* Data excerpts
########################################

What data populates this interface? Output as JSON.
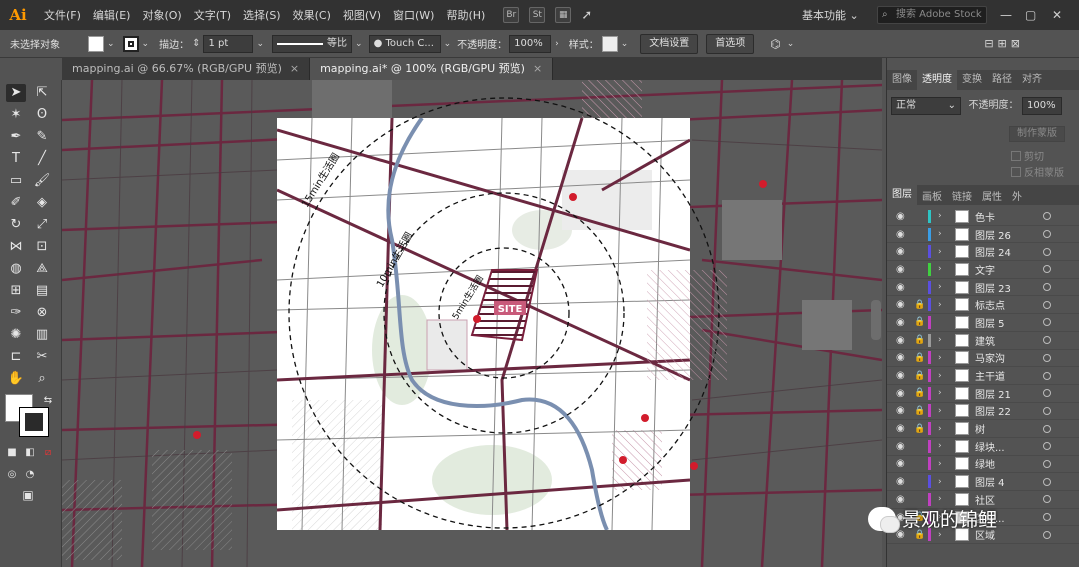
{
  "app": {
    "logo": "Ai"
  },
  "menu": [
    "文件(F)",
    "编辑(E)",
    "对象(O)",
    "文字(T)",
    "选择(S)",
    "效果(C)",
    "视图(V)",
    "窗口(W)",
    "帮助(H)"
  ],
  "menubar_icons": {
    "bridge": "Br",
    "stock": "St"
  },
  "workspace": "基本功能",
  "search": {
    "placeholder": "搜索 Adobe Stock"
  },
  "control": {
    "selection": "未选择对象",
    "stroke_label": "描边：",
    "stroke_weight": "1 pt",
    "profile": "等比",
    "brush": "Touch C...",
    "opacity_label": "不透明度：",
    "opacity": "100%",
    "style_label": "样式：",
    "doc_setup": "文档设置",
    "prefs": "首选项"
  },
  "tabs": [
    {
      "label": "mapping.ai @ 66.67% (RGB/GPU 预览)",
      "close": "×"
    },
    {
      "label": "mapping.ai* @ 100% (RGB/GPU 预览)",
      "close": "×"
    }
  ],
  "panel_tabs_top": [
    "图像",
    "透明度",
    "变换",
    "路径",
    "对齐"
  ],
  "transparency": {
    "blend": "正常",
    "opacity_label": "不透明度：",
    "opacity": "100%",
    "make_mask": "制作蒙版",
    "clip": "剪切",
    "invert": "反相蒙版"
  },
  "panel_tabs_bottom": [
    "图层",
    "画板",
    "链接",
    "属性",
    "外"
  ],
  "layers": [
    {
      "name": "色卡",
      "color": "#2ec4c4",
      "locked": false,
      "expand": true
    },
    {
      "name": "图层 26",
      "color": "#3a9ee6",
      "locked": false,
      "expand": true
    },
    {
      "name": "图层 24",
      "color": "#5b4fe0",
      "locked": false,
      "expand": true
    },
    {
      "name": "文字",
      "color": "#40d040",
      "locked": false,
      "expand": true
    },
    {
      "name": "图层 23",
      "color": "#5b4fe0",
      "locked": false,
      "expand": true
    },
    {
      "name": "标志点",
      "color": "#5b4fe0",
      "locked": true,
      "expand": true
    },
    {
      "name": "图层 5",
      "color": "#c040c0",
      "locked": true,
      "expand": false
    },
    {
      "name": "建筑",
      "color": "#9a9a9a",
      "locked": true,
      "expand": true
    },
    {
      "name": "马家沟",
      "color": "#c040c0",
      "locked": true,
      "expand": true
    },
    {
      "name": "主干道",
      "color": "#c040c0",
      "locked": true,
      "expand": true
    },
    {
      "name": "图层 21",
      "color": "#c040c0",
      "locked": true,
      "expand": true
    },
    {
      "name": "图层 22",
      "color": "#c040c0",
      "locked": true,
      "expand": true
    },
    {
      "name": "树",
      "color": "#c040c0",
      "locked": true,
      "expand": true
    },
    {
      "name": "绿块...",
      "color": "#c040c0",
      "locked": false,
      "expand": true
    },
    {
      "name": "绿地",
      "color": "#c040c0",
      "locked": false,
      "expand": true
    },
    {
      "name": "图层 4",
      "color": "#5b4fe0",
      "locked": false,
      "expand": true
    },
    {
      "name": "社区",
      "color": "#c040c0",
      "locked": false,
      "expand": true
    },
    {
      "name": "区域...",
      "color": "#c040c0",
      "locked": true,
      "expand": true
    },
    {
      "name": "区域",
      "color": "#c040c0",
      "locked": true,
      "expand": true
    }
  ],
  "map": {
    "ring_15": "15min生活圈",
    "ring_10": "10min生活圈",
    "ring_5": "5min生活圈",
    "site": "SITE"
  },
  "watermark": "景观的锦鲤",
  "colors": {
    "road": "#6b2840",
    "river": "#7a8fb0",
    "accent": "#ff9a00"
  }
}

########################################

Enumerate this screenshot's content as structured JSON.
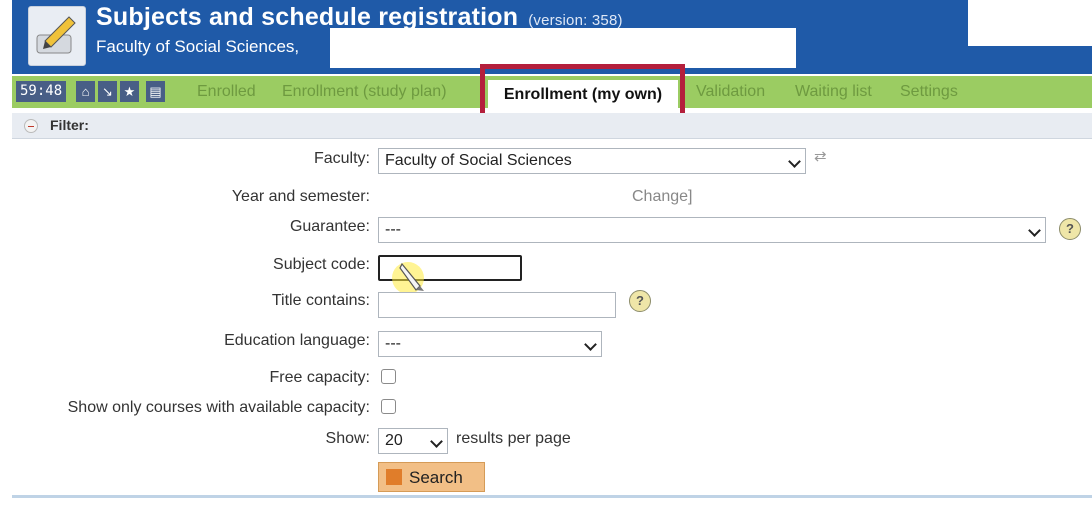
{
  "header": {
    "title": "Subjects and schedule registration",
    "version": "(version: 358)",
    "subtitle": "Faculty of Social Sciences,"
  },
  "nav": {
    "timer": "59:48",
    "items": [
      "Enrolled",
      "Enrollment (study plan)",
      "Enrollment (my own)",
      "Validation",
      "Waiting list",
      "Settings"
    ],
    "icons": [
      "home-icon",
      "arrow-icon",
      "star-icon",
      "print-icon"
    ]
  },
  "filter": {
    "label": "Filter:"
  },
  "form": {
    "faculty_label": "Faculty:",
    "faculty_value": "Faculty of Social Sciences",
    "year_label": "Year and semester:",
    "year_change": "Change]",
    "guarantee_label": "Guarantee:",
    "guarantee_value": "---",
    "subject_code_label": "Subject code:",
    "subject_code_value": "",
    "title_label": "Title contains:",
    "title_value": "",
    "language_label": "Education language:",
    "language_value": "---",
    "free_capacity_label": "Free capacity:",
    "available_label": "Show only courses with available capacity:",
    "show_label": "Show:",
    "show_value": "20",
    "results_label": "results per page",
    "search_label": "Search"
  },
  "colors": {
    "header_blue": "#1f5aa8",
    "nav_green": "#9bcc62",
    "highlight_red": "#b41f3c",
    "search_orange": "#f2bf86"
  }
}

########################################

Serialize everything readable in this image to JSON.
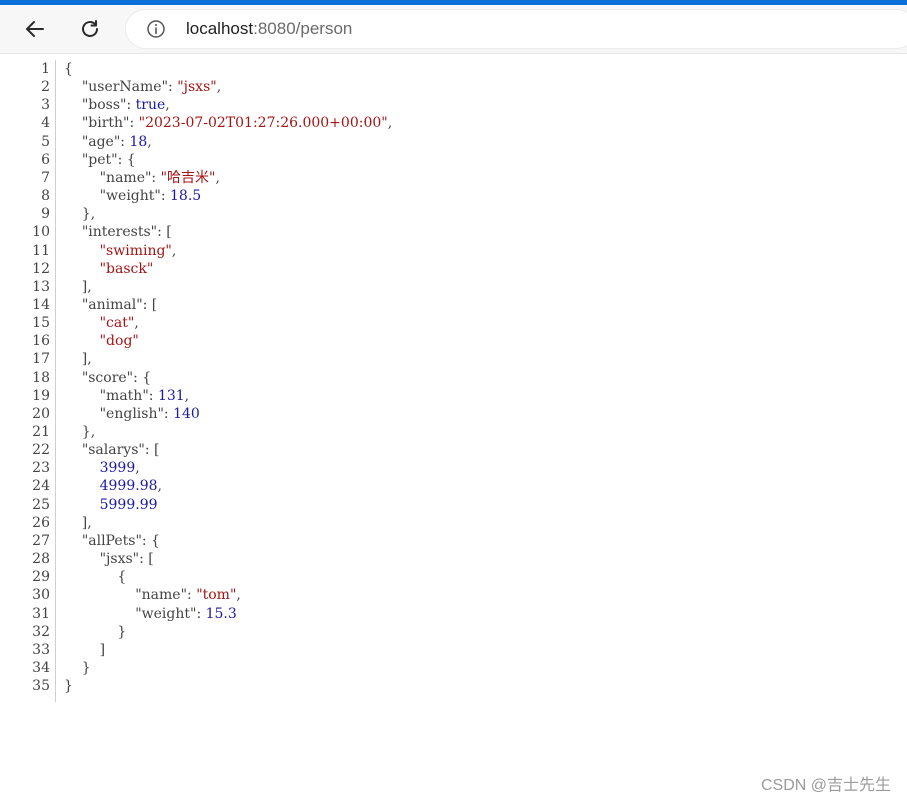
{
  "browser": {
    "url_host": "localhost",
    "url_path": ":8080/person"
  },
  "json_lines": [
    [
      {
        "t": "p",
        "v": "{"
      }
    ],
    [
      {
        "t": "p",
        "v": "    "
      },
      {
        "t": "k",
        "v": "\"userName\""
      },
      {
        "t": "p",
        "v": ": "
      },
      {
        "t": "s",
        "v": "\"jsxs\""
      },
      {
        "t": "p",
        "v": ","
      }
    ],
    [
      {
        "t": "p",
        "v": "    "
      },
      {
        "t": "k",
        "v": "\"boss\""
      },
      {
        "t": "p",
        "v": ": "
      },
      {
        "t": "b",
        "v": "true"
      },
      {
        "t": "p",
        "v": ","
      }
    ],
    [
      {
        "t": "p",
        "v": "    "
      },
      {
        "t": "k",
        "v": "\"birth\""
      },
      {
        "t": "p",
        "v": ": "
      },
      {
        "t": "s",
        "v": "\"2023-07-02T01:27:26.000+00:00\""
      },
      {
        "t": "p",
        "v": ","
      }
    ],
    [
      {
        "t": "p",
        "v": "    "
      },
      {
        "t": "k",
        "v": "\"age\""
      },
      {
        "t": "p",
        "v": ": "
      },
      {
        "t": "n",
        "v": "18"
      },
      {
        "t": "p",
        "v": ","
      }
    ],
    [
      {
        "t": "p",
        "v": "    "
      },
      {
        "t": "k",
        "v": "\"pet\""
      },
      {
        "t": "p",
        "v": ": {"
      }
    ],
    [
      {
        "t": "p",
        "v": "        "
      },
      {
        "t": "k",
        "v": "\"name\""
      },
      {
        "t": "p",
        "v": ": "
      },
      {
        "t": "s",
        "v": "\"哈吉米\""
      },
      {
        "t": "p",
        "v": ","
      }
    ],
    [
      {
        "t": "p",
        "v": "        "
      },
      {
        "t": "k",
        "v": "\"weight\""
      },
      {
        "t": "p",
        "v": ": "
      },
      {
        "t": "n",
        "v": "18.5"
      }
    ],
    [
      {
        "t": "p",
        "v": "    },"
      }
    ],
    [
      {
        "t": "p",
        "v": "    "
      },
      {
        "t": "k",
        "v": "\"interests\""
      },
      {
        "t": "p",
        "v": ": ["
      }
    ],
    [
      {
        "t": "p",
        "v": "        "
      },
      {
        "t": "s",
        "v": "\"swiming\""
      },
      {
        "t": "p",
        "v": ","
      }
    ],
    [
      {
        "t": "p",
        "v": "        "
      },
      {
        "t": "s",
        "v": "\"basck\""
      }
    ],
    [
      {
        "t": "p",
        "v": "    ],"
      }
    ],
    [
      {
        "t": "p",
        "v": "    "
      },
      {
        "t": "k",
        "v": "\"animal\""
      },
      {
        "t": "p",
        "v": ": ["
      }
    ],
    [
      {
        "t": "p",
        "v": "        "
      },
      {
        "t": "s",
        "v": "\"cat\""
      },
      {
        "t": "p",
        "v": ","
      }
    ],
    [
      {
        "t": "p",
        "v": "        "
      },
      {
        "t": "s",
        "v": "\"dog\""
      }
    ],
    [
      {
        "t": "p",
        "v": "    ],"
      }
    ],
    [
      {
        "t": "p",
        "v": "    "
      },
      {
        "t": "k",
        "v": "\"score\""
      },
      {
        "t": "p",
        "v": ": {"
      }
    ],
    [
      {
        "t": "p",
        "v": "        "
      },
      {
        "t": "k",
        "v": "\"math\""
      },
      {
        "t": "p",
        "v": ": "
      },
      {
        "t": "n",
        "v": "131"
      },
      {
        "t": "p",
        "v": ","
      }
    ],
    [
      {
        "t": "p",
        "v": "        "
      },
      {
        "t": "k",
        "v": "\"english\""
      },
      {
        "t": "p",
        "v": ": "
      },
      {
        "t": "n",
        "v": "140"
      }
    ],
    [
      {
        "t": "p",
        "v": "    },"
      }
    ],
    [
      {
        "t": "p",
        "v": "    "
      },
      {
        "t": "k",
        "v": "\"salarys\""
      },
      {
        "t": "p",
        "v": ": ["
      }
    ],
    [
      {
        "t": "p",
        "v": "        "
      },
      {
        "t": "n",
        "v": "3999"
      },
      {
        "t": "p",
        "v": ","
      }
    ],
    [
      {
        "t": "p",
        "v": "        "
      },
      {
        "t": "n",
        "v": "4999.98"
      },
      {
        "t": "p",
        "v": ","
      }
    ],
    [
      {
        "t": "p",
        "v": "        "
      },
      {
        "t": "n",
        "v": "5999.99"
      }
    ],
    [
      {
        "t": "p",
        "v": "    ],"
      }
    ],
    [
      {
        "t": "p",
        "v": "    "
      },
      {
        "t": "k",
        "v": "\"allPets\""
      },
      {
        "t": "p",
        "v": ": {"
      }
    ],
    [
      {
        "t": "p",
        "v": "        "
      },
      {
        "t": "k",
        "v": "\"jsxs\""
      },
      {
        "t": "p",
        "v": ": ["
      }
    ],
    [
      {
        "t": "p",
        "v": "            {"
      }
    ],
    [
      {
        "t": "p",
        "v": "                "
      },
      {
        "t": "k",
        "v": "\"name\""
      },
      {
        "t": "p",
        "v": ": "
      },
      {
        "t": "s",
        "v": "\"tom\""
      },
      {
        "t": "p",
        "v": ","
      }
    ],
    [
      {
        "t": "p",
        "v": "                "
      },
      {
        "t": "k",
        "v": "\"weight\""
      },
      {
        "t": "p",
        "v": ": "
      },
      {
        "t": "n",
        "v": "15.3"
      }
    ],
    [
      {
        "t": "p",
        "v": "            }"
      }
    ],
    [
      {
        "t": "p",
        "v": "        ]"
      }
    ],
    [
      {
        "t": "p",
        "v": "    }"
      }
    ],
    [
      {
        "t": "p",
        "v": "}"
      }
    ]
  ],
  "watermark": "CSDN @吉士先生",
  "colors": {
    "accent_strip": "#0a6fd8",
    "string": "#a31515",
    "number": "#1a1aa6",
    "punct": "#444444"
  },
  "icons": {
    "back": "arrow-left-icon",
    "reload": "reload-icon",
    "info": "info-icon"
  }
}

########################################

* What the task requires
Give the count of lines in the data above that hold the string "this", with no additional words.

* Final answer
3